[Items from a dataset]
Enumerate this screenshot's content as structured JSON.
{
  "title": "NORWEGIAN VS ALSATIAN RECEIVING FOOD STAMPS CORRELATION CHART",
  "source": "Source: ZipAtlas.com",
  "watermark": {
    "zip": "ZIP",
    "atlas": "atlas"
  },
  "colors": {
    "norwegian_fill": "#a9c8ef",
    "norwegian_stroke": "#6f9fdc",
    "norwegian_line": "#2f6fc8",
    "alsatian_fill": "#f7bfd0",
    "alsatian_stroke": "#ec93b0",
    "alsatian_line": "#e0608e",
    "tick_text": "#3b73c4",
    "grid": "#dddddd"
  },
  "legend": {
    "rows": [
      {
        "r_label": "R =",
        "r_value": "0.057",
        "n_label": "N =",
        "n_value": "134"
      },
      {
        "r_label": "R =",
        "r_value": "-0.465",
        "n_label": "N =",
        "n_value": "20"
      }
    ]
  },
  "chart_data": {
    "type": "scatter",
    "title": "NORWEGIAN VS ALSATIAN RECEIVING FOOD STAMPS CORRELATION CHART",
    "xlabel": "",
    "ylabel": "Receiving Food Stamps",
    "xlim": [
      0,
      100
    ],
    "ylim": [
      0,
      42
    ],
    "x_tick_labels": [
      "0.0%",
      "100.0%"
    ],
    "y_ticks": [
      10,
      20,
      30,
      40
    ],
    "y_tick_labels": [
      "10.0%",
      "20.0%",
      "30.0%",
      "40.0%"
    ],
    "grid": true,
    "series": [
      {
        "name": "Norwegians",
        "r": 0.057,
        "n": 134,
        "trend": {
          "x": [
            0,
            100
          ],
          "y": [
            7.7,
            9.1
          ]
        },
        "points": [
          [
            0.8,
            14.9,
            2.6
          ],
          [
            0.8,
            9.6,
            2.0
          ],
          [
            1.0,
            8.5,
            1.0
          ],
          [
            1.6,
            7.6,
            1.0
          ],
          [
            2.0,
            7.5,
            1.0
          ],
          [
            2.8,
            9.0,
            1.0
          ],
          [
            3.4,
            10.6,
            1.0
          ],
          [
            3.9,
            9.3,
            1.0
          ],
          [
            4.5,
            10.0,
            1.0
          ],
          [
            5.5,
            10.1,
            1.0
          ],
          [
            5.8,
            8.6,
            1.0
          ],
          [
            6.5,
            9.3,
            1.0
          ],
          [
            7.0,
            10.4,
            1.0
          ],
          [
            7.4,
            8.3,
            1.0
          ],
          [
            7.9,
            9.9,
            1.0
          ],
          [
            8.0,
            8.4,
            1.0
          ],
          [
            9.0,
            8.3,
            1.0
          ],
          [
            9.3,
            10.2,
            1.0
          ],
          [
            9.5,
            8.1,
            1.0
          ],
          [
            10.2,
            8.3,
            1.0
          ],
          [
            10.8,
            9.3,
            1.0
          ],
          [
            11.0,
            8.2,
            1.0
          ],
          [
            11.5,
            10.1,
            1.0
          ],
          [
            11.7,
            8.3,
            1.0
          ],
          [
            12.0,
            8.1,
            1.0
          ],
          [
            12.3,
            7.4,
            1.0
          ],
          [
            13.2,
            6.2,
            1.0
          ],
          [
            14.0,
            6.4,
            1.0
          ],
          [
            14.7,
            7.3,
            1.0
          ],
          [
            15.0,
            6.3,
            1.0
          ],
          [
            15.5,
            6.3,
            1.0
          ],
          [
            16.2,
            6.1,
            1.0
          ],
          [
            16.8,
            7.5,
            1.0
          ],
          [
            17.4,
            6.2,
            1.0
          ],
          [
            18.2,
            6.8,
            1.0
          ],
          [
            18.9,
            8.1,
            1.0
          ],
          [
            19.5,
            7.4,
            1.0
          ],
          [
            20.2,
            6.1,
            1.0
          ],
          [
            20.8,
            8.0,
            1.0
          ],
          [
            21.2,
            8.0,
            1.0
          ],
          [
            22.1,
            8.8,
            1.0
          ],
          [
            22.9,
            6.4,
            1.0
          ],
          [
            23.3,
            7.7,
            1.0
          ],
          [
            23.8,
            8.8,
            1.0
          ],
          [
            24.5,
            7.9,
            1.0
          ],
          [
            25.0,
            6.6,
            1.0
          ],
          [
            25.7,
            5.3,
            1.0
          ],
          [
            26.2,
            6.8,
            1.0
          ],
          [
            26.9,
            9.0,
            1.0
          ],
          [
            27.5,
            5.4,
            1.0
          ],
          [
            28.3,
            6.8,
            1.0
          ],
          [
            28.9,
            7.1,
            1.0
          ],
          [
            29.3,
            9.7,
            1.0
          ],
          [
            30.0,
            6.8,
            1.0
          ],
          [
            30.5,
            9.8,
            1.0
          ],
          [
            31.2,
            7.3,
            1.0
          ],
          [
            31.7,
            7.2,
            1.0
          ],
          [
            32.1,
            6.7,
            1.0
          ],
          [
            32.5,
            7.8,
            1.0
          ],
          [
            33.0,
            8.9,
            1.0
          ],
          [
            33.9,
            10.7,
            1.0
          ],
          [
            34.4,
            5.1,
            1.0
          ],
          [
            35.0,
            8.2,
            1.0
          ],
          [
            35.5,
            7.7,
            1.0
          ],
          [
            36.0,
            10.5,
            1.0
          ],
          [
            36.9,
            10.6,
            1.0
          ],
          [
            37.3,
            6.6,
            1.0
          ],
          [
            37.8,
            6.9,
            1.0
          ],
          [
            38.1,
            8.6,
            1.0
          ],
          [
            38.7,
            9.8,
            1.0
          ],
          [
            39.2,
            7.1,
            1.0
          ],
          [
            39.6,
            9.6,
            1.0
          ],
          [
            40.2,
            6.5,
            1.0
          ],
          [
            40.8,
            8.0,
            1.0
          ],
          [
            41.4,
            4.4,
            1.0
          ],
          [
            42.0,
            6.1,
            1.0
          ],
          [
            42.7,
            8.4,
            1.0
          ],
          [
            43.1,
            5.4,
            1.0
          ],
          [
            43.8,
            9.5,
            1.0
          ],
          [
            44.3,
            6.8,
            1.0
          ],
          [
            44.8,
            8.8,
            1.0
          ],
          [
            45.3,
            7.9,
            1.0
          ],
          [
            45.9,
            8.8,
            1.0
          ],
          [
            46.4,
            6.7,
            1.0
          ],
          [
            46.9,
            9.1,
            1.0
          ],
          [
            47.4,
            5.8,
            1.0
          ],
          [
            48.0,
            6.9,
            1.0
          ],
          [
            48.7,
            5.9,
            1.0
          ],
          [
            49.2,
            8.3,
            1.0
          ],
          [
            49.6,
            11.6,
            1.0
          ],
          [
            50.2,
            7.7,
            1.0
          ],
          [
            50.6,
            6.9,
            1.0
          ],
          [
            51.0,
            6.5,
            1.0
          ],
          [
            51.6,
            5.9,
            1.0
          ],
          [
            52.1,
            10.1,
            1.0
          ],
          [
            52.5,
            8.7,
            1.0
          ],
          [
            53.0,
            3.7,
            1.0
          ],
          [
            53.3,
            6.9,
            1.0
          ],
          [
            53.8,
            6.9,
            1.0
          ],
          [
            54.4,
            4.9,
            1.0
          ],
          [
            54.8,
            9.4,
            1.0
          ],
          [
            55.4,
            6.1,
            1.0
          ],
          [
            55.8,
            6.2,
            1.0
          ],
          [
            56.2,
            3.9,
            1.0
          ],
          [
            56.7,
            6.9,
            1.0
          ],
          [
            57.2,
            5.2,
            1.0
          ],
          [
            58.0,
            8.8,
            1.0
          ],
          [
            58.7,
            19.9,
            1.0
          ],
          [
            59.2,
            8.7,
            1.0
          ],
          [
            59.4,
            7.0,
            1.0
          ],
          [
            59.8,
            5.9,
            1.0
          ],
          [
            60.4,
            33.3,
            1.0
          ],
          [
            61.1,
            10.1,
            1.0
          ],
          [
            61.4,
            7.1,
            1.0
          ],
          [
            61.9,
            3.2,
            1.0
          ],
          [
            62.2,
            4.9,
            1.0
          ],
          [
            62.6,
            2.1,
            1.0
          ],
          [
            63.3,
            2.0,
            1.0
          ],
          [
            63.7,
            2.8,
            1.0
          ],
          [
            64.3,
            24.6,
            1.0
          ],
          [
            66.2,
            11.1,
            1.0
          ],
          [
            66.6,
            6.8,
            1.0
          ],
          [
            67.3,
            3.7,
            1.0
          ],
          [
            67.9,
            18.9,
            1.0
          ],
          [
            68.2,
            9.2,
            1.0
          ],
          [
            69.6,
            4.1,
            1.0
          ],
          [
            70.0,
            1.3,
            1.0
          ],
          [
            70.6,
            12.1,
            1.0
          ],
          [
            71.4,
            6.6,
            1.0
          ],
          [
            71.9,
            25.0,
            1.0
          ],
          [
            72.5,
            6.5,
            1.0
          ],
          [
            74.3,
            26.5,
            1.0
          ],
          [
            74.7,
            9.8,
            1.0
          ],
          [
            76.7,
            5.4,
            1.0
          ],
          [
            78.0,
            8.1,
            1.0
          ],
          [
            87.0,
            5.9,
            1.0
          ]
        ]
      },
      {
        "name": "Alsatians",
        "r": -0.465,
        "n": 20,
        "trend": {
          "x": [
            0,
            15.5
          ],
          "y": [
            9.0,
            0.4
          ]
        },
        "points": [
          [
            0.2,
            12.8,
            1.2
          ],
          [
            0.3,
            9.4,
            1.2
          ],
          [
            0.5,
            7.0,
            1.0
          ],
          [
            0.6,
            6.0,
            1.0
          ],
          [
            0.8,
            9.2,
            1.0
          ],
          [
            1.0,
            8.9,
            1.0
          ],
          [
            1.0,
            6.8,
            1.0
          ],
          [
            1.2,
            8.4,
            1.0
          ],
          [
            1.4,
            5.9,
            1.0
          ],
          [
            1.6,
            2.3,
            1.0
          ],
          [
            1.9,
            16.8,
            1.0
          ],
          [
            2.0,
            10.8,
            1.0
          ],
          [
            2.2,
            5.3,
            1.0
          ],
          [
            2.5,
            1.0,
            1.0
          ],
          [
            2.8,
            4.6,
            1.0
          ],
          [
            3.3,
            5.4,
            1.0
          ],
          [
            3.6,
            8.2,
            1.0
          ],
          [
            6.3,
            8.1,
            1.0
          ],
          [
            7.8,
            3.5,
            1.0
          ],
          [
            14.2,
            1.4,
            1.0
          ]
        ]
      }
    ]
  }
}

▶ _Exercise task_:
Of the lines above, how many contain the string "CORRELATION"? Only the number is required.

▶ _Expected output_:
2